- TASK STATEMENT -
In the entries below, find every line with "IdentityFile" and copy it.

-- BEGIN --

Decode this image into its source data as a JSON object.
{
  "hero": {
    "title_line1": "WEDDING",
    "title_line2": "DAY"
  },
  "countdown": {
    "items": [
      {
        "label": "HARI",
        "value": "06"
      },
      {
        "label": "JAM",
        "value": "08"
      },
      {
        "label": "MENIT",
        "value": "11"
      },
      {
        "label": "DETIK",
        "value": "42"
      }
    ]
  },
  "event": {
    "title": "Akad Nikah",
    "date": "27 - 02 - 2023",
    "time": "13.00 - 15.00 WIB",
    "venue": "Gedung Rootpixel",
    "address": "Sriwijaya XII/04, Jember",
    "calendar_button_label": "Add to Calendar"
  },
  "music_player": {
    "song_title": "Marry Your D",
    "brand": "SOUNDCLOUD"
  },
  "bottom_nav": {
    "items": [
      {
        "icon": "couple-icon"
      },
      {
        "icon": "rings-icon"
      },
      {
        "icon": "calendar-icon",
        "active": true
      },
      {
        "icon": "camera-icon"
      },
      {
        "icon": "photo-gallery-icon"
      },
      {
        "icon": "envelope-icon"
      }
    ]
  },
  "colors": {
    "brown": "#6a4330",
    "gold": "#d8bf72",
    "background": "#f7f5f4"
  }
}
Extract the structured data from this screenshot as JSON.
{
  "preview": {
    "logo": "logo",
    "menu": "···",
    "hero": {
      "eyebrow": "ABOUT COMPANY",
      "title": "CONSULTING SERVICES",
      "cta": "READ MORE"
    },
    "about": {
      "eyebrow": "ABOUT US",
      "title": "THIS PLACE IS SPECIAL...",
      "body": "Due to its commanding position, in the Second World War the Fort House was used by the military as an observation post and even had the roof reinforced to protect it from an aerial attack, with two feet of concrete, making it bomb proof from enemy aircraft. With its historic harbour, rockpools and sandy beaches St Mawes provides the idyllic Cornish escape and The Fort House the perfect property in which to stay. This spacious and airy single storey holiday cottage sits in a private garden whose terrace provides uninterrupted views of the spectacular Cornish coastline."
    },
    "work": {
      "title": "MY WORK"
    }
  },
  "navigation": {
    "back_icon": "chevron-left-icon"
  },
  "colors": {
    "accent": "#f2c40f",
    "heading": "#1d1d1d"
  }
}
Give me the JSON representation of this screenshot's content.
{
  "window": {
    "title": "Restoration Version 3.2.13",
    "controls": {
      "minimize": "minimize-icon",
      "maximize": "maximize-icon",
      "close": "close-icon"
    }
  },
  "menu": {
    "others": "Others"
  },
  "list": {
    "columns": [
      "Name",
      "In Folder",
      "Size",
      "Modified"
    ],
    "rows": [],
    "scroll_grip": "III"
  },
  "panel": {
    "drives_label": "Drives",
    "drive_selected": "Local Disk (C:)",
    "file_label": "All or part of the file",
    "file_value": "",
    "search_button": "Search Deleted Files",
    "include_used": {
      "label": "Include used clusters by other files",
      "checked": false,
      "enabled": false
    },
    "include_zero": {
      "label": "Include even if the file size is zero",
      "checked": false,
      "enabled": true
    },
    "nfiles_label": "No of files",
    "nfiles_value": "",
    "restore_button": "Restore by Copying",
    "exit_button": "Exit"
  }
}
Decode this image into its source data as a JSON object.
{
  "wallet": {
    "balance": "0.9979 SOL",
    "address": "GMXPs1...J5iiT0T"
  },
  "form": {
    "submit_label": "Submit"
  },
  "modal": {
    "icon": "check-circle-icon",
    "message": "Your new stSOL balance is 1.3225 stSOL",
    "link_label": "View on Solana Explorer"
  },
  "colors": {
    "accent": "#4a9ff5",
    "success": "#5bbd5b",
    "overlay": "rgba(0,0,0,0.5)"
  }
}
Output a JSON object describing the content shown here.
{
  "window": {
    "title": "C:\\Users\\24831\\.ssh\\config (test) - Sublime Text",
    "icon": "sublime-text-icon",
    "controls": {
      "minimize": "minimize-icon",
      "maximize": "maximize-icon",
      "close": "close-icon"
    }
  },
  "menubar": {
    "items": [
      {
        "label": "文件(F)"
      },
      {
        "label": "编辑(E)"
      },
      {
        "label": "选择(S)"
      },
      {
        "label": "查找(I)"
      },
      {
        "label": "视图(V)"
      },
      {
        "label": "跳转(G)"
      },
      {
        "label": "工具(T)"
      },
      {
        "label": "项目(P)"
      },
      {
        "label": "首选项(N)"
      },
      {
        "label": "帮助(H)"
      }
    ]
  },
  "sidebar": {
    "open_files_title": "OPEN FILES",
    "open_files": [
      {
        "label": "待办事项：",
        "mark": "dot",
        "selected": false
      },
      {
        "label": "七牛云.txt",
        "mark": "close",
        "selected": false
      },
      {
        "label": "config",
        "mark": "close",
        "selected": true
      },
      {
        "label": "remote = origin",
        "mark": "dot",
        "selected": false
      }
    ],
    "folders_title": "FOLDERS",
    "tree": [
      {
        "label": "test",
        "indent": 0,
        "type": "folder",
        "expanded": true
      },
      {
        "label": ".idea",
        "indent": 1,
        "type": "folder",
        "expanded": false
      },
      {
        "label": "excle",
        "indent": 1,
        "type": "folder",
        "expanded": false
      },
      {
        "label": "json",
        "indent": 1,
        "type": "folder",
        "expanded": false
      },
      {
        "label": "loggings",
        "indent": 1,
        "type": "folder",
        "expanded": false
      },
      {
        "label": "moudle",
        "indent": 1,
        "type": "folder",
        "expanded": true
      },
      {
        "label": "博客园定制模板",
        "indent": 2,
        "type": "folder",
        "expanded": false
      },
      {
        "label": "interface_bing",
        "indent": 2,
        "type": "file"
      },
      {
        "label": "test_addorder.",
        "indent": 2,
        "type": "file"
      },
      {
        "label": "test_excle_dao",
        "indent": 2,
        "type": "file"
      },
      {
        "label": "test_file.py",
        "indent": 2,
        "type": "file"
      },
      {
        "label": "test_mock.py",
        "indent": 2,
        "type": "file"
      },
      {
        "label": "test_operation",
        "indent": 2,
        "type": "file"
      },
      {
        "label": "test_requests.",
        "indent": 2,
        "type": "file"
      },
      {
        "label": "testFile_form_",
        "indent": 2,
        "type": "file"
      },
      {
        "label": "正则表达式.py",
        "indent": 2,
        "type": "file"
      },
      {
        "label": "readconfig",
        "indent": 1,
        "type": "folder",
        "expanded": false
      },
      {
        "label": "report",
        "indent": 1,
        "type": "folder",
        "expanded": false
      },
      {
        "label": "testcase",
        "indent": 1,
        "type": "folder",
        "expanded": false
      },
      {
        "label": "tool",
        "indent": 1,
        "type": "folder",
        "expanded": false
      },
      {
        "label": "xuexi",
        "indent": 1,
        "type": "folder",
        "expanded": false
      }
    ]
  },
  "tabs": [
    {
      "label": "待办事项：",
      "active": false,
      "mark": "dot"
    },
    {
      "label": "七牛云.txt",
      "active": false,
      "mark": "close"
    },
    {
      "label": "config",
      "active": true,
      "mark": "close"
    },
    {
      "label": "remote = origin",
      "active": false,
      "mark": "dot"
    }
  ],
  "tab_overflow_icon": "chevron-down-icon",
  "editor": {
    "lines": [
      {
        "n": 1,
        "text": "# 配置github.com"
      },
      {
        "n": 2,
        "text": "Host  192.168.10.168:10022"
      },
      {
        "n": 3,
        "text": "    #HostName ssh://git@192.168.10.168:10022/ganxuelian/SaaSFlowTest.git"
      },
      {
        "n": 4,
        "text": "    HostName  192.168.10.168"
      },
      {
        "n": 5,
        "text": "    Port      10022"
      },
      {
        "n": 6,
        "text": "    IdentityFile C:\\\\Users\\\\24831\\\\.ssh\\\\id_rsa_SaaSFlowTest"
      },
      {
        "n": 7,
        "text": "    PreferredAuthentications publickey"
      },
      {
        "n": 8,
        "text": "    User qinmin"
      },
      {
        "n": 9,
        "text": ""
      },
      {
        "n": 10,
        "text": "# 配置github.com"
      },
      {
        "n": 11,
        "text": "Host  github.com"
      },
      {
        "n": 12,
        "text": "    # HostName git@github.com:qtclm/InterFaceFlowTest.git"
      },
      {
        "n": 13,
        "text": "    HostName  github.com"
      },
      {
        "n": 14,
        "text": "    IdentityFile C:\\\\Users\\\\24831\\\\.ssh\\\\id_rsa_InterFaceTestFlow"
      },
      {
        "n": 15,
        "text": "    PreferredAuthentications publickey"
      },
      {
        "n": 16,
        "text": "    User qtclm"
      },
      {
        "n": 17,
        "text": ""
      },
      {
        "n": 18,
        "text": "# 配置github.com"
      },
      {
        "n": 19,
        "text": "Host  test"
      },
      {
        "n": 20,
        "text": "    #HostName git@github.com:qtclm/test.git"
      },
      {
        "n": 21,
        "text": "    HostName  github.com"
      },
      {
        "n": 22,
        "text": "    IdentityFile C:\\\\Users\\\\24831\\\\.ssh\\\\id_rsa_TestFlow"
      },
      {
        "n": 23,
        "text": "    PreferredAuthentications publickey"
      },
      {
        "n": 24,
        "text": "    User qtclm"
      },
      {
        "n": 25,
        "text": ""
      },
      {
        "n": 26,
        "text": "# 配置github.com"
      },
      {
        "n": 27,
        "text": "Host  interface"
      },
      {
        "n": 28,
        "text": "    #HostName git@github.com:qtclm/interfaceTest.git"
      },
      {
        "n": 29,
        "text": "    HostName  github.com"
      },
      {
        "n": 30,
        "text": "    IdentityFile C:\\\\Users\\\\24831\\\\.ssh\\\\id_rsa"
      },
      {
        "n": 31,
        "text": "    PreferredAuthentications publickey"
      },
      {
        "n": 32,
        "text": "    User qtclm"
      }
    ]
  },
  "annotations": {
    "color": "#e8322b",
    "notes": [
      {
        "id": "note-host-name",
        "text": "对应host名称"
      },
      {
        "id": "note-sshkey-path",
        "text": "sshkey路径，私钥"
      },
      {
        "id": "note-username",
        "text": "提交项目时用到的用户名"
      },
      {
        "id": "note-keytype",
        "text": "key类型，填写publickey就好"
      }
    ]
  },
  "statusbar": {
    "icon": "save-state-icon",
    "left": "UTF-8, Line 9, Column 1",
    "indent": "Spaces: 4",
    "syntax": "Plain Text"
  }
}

-- END --

- RESPONSE BELOW -
        "text": "    IdentityFile C:\\\\Users\\\\24831\\\\.ssh\\\\id_rsa_SaaSFlowTest"
        "text": "    IdentityFile C:\\\\Users\\\\24831\\\\.ssh\\\\id_rsa_InterFaceTestFlow"
        "text": "    IdentityFile C:\\\\Users\\\\24831\\\\.ssh\\\\id_rsa_TestFlow"
        "text": "    IdentityFile C:\\\\Users\\\\24831\\\\.ssh\\\\id_rsa"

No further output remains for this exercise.